▶ EXERCISE REQUIREMENTS
Check the listing below line by line and report how many lines hold "label", with no other words.
# start of SUPPLIED RECORDS
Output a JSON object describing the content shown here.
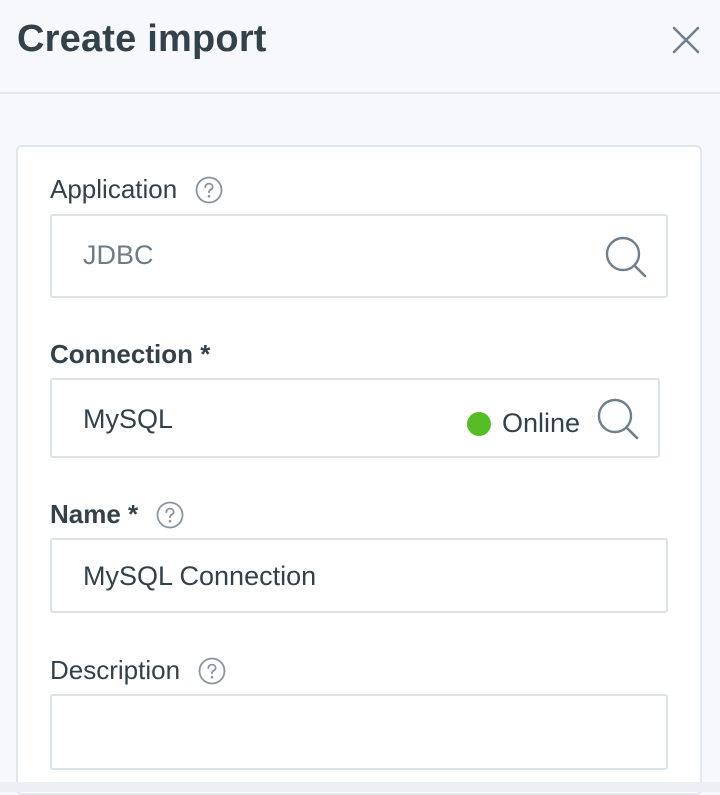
{
  "header": {
    "title": "Create import"
  },
  "form": {
    "application": {
      "label": "Application",
      "value": "JDBC"
    },
    "connection": {
      "label": "Connection *",
      "value": "MySQL",
      "status": "Online",
      "status_color": "#56bc25"
    },
    "name": {
      "label": "Name *",
      "value": "MySQL Connection"
    },
    "description": {
      "label": "Description",
      "value": ""
    }
  },
  "colors": {
    "text": "#33414b",
    "muted_text": "#6c7c88",
    "border": "#dbe2e8",
    "icon": "#6e7e8a",
    "background": "#f6f8fc"
  }
}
# end of SUPPLIED RECORDS
▶ WORKED SOLUTION
4